LISTED ENTRIES:
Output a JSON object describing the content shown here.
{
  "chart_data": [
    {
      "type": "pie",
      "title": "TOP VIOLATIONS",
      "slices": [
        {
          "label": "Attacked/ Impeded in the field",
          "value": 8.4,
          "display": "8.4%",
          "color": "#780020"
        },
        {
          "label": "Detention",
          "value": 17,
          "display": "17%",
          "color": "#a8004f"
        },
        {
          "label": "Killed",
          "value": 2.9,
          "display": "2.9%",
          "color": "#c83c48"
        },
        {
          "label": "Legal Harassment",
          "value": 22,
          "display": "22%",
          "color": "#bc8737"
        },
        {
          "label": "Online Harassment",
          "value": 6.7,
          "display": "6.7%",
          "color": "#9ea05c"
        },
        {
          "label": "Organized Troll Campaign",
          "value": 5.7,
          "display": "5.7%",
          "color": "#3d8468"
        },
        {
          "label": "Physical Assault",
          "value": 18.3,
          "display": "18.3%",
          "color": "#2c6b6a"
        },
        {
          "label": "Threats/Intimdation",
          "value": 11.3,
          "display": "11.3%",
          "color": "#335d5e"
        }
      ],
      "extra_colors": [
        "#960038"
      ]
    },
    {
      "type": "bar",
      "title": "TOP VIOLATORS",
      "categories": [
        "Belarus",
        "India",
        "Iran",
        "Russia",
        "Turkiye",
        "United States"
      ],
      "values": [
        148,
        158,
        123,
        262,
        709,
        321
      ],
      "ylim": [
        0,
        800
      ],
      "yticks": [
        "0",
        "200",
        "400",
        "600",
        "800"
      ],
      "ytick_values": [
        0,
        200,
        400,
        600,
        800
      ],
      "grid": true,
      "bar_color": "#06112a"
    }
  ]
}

DO THIS:
Output all of the data above without any alteration.

TASK RESPONSE:
Output a JSON object describing the content shown here.
{
  "chart_data": [
    {
      "type": "pie",
      "title": "TOP VIOLATIONS",
      "slices": [
        {
          "label": "Attacked/ Impeded in the field",
          "value": 8.4,
          "display": "8.4%",
          "color": "#780020"
        },
        {
          "label": "Detention",
          "value": 17,
          "display": "17%",
          "color": "#a8004f"
        },
        {
          "label": "Killed",
          "value": 2.9,
          "display": "2.9%",
          "color": "#c83c48"
        },
        {
          "label": "Legal Harassment",
          "value": 22,
          "display": "22%",
          "color": "#bc8737"
        },
        {
          "label": "Online Harassment",
          "value": 6.7,
          "display": "6.7%",
          "color": "#9ea05c"
        },
        {
          "label": "Organized Troll Campaign",
          "value": 5.7,
          "display": "5.7%",
          "color": "#3d8468"
        },
        {
          "label": "Physical Assault",
          "value": 18.3,
          "display": "18.3%",
          "color": "#2c6b6a"
        },
        {
          "label": "Threats/Intimdation",
          "value": 11.3,
          "display": "11.3%",
          "color": "#335d5e"
        }
      ],
      "extra_colors": [
        "#960038"
      ]
    },
    {
      "type": "bar",
      "title": "TOP VIOLATORS",
      "categories": [
        "Belarus",
        "India",
        "Iran",
        "Russia",
        "Turkiye",
        "United States"
      ],
      "values": [
        148,
        158,
        123,
        262,
        709,
        321
      ],
      "ylim": [
        0,
        800
      ],
      "yticks": [
        "0",
        "200",
        "400",
        "600",
        "800"
      ],
      "ytick_values": [
        0,
        200,
        400,
        600,
        800
      ],
      "grid": true,
      "bar_color": "#06112a"
    }
  ]
}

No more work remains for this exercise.